- _STATED TASK_
Tally the lines holding the string "Compress" and reply with that number alone.

- _SUPPLIED ENTRIES_
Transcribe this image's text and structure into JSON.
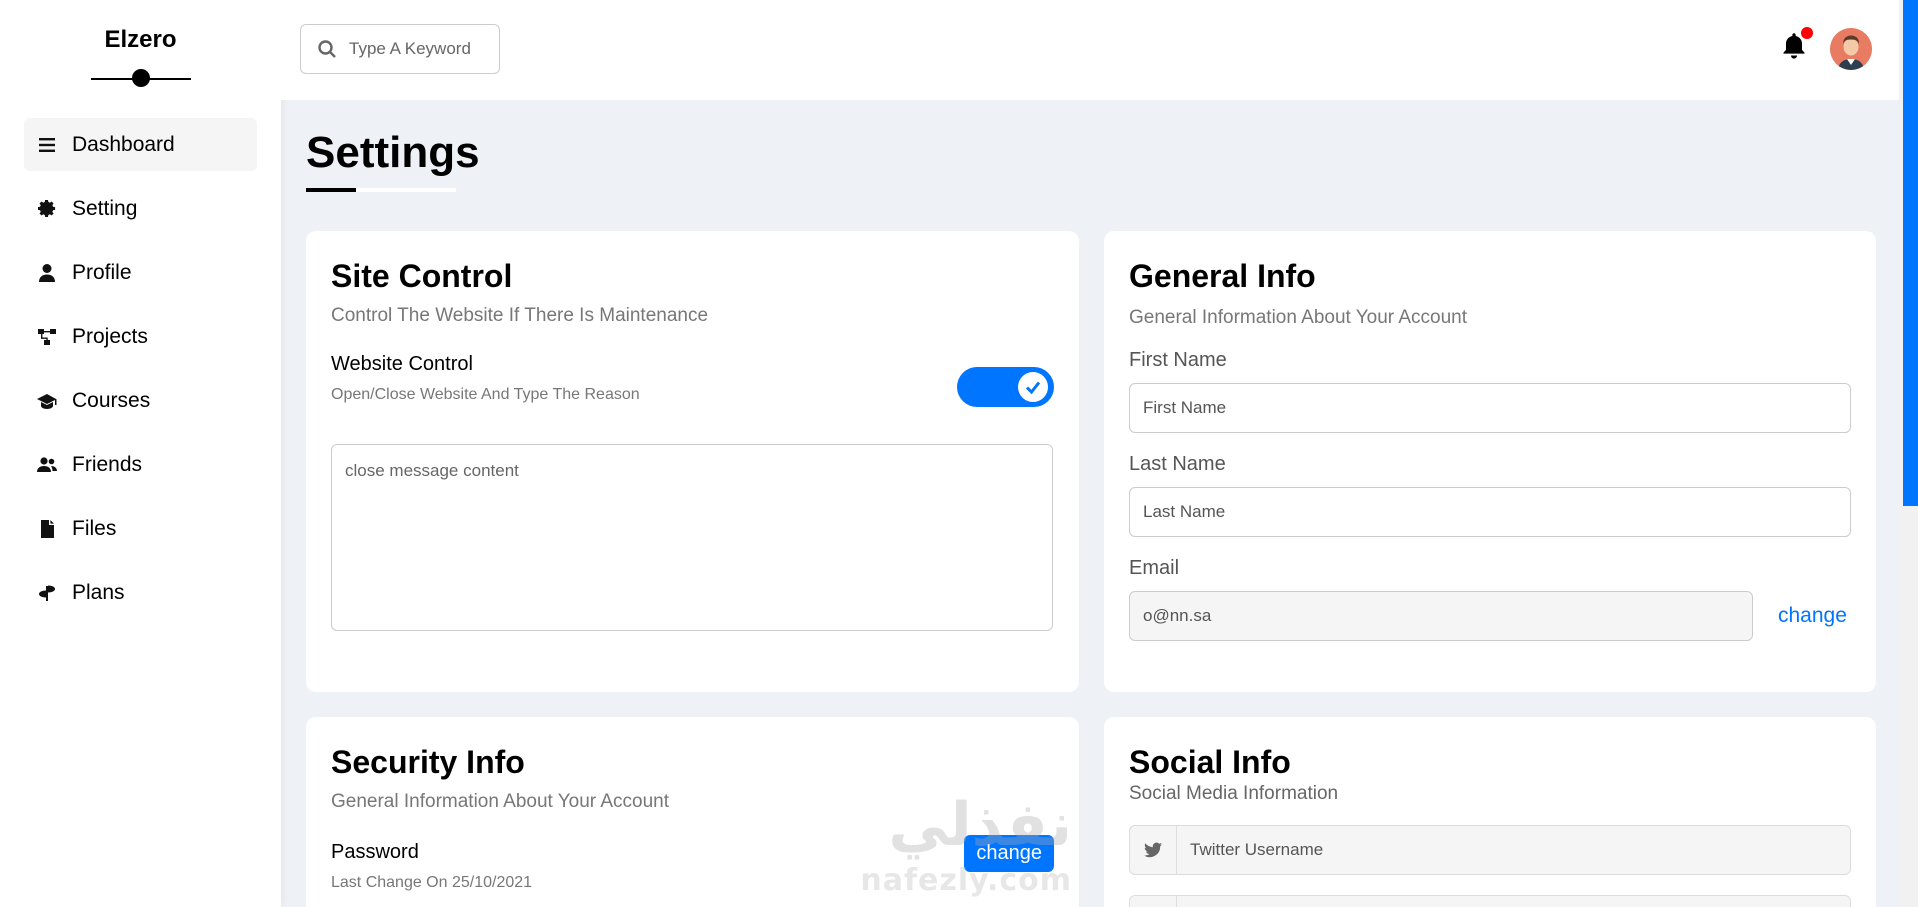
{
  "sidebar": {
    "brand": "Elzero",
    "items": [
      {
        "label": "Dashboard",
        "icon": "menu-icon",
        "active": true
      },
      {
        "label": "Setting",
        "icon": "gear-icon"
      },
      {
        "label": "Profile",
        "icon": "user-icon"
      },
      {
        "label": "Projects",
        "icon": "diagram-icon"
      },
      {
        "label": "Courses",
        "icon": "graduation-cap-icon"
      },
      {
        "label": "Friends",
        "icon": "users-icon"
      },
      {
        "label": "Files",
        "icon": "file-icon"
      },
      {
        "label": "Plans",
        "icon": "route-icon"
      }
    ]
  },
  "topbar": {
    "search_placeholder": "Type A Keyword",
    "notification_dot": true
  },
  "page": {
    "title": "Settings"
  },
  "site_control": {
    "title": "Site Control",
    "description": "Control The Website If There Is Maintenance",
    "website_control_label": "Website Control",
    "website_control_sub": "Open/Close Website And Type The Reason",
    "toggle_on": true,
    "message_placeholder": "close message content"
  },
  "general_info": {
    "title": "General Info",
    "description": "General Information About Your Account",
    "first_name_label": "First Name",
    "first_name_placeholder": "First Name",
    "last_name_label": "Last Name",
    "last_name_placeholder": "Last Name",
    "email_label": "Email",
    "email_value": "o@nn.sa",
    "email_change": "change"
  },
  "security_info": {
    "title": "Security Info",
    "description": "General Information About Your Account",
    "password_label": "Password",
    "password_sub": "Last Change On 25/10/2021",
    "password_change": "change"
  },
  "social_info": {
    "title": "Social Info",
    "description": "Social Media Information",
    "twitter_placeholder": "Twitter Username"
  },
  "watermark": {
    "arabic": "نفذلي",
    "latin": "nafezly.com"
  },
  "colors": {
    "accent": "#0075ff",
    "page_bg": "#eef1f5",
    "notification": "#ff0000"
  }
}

---

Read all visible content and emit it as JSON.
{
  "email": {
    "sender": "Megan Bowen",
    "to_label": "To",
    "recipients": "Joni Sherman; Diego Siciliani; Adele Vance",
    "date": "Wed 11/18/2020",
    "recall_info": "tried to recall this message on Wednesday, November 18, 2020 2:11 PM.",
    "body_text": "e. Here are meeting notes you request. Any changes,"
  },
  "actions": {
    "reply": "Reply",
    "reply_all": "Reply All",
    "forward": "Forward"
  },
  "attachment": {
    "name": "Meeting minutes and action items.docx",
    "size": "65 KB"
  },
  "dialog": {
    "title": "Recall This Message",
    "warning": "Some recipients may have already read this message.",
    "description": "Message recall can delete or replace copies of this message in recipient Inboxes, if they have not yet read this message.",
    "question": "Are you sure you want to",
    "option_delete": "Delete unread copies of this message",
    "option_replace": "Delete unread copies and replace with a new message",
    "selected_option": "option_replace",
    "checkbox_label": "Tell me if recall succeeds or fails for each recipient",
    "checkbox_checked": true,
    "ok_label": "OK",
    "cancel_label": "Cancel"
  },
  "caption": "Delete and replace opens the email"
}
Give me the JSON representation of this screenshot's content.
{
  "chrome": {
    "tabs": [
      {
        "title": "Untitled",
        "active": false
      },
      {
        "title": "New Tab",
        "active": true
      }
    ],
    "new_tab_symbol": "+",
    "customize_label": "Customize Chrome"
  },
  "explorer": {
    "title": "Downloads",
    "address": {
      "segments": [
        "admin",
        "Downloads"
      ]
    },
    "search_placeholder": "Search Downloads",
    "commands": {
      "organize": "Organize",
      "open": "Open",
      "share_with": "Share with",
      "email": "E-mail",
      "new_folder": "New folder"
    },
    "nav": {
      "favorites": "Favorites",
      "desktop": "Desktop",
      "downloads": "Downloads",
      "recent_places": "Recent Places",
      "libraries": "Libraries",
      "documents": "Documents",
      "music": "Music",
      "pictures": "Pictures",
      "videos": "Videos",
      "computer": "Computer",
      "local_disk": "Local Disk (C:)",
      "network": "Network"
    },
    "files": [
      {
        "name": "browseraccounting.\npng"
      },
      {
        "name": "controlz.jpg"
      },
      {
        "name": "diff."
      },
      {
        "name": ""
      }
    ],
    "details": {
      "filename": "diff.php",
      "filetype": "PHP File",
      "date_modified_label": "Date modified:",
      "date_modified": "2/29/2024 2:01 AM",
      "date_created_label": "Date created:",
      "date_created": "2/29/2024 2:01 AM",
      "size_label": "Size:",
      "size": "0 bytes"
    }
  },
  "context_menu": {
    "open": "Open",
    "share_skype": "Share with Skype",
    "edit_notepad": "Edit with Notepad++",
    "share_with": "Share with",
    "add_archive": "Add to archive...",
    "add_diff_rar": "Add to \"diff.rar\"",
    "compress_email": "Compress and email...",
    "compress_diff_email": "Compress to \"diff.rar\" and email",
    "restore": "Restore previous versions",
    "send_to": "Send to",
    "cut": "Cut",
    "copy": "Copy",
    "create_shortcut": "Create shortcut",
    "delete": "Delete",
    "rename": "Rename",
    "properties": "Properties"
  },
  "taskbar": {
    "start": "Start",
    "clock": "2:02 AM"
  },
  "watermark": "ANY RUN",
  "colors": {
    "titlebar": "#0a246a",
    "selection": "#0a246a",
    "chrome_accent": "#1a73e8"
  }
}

- _ANSWER FOR THE TASK_
2